→ MATERIAL FOR THE TASK
------------------------

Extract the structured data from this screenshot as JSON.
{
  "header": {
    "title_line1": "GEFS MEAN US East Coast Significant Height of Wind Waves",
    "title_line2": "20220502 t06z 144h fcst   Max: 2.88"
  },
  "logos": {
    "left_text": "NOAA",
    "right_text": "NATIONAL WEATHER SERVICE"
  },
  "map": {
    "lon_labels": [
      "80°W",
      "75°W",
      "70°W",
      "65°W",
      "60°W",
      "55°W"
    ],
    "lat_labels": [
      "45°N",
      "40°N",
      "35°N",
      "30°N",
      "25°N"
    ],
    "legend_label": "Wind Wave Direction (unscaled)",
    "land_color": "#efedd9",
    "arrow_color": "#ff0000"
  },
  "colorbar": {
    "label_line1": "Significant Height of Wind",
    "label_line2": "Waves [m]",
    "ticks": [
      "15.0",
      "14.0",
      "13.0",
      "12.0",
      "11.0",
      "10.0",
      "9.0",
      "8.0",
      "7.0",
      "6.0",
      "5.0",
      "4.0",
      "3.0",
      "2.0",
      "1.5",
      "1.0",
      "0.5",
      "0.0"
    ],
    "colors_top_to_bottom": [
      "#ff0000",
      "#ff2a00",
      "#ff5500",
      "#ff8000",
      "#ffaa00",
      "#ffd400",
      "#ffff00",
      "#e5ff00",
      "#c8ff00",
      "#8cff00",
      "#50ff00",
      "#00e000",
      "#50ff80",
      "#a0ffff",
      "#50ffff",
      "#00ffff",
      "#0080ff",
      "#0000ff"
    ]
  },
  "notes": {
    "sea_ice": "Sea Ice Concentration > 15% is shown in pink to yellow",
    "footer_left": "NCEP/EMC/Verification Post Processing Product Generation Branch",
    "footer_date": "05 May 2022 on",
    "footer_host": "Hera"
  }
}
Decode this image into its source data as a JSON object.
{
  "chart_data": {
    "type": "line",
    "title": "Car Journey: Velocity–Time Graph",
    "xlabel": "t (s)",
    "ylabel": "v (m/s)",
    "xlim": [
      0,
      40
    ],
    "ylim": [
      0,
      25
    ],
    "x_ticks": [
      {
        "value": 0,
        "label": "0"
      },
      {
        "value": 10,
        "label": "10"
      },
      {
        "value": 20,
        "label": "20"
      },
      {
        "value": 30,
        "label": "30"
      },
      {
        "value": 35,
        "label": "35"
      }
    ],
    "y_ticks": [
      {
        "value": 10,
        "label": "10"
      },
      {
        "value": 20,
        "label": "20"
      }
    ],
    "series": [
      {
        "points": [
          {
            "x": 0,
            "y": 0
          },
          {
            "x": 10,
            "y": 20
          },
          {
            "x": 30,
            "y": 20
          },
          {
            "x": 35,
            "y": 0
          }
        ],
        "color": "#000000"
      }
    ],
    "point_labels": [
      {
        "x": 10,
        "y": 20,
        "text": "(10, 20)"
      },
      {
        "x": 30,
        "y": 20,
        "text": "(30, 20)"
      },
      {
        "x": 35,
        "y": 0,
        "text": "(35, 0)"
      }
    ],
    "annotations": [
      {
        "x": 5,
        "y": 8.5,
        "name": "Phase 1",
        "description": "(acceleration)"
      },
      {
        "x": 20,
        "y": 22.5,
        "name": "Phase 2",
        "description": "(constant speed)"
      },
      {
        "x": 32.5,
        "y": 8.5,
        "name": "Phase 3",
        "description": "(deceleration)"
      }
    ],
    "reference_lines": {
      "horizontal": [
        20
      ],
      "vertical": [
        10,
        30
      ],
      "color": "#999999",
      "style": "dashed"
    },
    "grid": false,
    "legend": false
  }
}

------------------------

→ INSTRUCTIONS FOR THE TASK
Copy each line of the entries that includes the word "Significant".

→ RESULT
    "title_line1": "GEFS MEAN US East Coast Significant Height of Wind Waves",
    "label_line1": "Significant Height of Wind",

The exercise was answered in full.